-- begin RECORDS FOR THE TASK --

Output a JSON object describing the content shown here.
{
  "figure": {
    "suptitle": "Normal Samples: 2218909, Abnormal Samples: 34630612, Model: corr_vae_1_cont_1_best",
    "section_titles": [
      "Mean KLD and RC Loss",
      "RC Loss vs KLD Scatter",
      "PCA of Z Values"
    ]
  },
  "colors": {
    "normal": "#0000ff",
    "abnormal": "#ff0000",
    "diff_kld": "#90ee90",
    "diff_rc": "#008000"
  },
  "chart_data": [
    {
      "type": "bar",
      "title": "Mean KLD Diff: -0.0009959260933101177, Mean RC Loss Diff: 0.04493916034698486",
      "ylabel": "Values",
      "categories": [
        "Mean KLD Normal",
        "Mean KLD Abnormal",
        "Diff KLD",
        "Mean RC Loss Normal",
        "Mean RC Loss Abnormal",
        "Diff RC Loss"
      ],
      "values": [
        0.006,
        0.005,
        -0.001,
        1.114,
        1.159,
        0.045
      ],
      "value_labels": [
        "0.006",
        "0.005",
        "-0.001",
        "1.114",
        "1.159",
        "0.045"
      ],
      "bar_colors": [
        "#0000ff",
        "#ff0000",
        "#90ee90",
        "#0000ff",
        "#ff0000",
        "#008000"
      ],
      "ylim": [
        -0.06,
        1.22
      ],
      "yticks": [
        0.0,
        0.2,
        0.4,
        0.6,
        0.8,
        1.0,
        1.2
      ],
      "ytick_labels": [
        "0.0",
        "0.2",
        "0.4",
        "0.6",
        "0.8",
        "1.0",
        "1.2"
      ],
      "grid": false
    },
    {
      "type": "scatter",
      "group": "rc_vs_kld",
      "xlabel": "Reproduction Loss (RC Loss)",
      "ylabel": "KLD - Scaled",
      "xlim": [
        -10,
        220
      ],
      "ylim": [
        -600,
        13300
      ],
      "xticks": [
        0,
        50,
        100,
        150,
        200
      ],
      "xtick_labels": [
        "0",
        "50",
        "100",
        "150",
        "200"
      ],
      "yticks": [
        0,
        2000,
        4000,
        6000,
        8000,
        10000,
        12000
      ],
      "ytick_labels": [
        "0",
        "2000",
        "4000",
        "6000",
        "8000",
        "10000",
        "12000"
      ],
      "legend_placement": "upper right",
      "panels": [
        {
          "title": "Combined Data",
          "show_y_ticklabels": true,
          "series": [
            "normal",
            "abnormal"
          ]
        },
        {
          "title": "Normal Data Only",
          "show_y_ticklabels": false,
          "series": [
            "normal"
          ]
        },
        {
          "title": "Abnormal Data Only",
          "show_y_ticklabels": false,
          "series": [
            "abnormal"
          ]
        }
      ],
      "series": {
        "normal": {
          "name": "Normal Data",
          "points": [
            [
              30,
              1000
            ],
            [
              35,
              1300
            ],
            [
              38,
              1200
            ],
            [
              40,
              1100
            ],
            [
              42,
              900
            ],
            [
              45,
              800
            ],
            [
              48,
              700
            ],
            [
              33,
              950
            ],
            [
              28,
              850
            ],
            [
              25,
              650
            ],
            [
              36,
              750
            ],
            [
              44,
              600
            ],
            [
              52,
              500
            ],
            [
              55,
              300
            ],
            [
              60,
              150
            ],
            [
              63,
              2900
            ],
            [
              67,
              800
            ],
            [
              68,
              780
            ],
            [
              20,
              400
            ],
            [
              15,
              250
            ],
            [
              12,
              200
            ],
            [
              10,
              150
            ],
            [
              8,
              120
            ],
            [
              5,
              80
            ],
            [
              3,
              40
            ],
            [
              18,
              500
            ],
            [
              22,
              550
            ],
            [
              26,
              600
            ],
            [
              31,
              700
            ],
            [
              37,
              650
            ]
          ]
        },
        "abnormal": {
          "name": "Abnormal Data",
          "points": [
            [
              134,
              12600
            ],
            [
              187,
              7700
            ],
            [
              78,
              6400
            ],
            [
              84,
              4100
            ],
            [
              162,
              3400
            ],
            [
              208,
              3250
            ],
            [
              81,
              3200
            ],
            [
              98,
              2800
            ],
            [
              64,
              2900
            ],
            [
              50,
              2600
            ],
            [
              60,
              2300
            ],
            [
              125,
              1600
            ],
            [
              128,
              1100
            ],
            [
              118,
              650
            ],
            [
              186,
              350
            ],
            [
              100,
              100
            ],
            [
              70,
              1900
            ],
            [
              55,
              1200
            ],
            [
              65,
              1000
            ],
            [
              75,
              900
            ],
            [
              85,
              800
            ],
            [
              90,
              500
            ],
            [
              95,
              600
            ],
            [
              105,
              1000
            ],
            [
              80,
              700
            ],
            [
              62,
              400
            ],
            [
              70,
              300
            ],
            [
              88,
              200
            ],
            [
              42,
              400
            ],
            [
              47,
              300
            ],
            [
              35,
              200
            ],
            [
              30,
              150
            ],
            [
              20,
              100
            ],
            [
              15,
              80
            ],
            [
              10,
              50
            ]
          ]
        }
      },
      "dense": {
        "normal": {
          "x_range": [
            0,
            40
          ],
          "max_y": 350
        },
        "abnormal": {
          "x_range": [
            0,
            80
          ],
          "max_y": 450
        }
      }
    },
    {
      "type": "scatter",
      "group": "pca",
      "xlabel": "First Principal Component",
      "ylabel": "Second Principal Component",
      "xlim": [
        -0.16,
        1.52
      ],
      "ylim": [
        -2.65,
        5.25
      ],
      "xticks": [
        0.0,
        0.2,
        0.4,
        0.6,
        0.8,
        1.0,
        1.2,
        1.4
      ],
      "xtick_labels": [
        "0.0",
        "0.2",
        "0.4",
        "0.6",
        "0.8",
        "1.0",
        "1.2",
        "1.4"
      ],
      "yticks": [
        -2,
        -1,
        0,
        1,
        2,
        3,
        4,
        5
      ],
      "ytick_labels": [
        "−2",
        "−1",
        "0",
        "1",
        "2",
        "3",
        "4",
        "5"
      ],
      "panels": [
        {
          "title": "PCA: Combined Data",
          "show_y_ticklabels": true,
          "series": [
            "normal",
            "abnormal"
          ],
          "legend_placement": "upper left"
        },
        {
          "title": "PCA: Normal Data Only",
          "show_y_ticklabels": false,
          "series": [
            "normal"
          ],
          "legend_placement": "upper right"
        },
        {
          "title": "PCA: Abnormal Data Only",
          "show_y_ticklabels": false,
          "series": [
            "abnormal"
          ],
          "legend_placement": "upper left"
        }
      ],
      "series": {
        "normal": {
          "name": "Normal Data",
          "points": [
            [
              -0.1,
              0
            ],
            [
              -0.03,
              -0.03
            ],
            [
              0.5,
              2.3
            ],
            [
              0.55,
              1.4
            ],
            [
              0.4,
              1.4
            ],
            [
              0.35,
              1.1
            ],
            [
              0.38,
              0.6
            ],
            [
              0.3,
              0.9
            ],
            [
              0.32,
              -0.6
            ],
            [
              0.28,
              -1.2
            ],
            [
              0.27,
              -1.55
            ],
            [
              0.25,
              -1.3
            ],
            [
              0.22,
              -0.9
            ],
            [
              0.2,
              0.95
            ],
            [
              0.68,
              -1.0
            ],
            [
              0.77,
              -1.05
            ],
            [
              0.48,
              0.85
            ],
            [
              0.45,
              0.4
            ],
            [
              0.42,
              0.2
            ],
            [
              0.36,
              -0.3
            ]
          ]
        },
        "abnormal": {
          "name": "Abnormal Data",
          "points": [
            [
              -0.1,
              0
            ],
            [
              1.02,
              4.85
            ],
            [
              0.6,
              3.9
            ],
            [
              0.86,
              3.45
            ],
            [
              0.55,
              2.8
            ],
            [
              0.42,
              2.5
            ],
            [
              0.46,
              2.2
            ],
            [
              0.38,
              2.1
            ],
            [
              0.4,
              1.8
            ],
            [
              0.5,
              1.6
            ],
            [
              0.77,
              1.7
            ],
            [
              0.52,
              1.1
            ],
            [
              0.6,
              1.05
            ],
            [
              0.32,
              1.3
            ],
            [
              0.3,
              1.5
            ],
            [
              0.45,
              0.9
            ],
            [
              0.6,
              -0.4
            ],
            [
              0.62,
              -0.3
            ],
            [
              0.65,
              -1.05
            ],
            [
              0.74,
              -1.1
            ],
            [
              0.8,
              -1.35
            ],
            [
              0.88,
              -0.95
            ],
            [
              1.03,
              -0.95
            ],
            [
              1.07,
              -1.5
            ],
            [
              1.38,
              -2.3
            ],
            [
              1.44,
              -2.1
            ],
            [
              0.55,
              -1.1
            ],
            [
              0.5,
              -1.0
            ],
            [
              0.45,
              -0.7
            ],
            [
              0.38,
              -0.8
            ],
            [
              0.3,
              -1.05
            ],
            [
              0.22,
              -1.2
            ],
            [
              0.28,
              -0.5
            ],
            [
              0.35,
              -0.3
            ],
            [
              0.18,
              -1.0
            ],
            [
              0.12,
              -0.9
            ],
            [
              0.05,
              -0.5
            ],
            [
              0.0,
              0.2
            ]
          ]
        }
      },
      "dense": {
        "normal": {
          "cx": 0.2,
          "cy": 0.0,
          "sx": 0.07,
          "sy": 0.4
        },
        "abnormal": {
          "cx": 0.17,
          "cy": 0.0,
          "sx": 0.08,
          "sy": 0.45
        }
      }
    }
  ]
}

-- end RECORDS FOR THE TASK --

Identify the lines above with the word "xlabel". Copy them.

* **WRITTEN SOLUTION**:
      "xlabel": "Reproduction Loss (RC Loss)",
      "xlabel": "First Principal Component",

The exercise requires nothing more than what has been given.